=== AVAILABLE DATA ===

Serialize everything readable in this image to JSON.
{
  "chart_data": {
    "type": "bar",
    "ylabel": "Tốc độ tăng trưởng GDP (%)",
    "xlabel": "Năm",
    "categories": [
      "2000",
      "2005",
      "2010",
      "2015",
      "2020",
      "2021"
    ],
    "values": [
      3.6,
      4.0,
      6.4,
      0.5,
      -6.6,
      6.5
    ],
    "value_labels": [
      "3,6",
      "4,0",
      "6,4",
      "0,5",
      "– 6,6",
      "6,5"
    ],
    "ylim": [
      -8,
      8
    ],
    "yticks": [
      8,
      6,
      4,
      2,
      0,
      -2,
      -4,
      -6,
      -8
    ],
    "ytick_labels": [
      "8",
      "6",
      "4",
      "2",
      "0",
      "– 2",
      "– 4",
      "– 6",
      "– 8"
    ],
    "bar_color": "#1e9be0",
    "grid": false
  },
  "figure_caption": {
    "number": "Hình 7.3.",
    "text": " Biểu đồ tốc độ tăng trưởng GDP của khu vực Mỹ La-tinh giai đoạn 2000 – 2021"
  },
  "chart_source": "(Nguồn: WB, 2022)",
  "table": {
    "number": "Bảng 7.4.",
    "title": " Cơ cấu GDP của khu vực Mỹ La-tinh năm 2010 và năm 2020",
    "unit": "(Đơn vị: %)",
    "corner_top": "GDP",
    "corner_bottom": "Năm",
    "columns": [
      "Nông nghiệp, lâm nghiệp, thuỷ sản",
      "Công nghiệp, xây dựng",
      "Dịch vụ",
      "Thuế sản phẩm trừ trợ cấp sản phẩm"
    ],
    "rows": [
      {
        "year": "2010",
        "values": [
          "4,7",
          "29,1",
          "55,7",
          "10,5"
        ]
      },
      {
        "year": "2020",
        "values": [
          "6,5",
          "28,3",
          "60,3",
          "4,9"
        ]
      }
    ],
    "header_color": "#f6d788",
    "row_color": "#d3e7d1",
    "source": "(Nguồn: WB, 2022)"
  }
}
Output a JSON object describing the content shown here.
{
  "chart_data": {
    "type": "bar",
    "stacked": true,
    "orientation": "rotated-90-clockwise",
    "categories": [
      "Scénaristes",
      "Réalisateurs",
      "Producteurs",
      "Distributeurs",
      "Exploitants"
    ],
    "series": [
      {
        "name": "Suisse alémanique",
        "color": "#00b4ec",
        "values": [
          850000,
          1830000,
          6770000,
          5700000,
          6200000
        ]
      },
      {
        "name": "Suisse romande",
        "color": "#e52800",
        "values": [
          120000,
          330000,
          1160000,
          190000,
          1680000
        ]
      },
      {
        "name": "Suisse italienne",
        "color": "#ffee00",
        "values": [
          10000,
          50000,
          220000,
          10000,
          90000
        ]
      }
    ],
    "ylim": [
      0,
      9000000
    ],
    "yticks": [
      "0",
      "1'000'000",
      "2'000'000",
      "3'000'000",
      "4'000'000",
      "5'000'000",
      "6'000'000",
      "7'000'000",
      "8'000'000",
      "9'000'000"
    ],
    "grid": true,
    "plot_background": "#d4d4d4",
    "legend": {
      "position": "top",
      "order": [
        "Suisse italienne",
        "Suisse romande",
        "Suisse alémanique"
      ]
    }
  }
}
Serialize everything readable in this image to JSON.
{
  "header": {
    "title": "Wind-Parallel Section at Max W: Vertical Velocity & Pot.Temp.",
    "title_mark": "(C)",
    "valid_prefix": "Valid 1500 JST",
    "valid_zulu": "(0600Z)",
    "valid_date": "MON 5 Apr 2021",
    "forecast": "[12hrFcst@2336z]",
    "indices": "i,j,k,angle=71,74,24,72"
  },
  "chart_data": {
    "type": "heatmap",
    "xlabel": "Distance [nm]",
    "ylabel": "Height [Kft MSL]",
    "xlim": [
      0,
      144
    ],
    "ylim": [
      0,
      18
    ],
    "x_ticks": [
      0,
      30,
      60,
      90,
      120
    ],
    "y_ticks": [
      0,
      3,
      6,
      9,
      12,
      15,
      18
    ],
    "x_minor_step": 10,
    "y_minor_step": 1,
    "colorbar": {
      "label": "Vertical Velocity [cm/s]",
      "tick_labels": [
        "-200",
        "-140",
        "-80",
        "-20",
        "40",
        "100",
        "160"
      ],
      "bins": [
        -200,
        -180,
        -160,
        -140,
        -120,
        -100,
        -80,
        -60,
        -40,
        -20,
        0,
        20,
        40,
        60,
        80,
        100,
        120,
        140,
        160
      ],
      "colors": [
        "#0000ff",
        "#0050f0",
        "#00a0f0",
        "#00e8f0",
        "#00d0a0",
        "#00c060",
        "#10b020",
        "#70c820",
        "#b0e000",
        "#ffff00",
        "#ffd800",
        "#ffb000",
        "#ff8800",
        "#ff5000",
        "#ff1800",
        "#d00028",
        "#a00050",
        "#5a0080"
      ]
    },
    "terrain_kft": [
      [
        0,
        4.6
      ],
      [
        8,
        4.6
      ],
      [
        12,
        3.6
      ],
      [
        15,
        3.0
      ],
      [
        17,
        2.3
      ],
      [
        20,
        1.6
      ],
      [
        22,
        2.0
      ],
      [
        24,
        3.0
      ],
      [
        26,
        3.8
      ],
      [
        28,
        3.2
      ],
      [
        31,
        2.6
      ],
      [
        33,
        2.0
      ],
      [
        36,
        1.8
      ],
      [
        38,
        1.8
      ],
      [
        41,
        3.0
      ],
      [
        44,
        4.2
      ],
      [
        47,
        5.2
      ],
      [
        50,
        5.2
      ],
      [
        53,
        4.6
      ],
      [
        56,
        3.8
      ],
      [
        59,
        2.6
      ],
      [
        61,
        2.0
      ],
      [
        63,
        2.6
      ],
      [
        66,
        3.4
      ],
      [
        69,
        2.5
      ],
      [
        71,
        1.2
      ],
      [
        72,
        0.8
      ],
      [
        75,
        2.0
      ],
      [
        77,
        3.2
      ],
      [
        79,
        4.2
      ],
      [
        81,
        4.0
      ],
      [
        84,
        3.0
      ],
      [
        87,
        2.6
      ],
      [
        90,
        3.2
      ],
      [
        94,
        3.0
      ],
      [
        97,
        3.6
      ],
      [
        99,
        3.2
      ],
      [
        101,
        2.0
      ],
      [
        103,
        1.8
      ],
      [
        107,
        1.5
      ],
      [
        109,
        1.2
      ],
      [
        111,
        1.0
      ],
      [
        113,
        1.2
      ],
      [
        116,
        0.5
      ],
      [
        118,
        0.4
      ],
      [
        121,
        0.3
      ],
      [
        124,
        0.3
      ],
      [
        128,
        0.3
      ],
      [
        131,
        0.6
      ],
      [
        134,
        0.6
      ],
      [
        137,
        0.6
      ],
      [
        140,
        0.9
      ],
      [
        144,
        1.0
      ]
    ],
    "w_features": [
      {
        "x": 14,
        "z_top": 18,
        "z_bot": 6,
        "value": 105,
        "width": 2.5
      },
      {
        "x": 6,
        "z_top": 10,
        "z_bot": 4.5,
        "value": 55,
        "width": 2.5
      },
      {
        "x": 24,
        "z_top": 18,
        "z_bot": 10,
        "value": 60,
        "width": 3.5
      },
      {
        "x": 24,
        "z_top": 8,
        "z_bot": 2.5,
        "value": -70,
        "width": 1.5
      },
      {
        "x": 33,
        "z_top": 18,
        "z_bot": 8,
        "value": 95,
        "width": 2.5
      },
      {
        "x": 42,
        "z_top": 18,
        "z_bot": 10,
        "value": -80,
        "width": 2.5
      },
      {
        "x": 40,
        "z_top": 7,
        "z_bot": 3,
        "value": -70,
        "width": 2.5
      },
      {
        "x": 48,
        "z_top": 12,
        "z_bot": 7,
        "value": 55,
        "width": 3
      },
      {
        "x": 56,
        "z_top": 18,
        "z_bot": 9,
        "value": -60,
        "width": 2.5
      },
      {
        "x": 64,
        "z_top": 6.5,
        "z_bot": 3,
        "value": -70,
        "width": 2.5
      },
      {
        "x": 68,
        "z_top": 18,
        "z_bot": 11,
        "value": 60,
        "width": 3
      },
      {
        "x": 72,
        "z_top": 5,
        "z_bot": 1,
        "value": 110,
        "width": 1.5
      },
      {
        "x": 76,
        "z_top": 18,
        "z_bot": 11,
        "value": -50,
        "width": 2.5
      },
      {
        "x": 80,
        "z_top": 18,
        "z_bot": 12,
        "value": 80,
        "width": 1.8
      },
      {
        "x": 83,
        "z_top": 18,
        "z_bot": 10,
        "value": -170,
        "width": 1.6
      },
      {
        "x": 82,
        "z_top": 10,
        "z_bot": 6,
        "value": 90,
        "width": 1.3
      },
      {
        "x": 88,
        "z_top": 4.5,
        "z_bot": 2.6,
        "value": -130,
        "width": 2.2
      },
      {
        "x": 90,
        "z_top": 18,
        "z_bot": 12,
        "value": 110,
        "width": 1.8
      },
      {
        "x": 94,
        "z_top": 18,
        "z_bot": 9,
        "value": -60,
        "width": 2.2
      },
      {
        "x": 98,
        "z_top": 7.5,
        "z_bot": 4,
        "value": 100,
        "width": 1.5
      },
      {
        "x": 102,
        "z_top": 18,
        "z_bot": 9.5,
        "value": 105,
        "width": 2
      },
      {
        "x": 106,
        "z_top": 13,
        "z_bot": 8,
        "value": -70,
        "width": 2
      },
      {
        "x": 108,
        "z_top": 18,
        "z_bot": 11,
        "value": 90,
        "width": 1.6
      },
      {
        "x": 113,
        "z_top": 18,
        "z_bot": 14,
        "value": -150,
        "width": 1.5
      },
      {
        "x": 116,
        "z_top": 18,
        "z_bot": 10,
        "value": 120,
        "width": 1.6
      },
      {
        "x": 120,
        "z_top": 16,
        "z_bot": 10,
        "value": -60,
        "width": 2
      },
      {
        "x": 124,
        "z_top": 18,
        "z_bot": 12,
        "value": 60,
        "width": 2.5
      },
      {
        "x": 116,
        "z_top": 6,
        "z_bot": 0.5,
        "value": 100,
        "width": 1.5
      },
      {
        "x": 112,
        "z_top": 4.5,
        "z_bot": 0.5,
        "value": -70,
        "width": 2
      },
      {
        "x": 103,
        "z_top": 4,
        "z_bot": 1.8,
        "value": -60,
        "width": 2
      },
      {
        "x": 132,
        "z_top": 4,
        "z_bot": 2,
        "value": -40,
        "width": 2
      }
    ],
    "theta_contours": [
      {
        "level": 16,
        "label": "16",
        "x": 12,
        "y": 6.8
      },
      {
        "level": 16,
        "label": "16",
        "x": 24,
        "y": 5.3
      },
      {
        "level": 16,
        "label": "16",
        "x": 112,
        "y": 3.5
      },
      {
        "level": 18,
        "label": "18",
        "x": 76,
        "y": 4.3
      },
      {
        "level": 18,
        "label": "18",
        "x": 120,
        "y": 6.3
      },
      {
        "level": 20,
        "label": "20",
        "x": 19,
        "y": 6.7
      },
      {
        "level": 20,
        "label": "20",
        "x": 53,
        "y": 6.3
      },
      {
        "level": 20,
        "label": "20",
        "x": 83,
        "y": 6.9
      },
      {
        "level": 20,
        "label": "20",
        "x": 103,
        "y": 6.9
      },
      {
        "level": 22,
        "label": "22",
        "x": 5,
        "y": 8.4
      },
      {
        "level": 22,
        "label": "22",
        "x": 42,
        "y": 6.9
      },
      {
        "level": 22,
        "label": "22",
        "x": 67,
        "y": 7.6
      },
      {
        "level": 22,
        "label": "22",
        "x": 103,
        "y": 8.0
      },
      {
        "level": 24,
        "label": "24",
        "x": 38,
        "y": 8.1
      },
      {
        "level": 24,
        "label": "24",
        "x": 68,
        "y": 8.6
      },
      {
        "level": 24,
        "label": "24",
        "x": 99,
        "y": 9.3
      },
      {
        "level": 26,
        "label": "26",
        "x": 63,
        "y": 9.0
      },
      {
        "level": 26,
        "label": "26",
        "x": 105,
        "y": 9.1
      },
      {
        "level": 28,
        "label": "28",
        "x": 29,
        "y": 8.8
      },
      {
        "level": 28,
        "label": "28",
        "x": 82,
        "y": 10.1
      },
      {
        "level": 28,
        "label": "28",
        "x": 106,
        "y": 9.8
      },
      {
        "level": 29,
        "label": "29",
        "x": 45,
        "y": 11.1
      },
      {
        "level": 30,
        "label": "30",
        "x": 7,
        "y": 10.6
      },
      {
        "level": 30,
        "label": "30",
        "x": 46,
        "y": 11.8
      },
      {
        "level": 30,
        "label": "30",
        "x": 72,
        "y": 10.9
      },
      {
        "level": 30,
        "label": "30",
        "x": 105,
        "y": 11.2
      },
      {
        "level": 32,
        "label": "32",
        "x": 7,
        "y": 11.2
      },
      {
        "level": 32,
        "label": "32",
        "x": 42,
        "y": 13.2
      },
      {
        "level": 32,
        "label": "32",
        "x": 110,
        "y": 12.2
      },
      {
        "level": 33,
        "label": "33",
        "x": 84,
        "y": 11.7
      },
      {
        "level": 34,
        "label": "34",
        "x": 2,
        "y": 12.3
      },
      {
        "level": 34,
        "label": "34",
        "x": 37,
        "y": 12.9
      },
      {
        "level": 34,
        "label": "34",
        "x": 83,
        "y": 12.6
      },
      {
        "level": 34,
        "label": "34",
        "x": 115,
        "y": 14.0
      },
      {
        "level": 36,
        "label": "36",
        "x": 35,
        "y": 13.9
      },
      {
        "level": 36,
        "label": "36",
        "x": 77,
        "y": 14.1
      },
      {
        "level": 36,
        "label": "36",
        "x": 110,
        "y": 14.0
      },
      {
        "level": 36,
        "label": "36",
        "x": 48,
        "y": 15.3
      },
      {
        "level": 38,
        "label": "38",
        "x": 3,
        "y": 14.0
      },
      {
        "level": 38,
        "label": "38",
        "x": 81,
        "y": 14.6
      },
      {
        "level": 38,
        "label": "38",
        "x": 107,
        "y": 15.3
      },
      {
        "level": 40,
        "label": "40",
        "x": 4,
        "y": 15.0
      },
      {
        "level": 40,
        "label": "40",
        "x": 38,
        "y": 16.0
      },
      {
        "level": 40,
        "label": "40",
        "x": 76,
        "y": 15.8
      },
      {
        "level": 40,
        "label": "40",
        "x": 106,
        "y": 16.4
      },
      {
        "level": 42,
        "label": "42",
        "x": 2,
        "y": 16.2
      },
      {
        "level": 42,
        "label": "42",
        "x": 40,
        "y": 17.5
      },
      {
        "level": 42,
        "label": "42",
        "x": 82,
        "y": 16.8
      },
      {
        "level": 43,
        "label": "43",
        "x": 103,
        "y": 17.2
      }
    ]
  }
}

===

:: WHAT YOU NEED TO DO ::
Count the lines in the entries above that include the string "Suisse", then give only that figure.

:: SOLUTION TO THE EXERCISE ::
6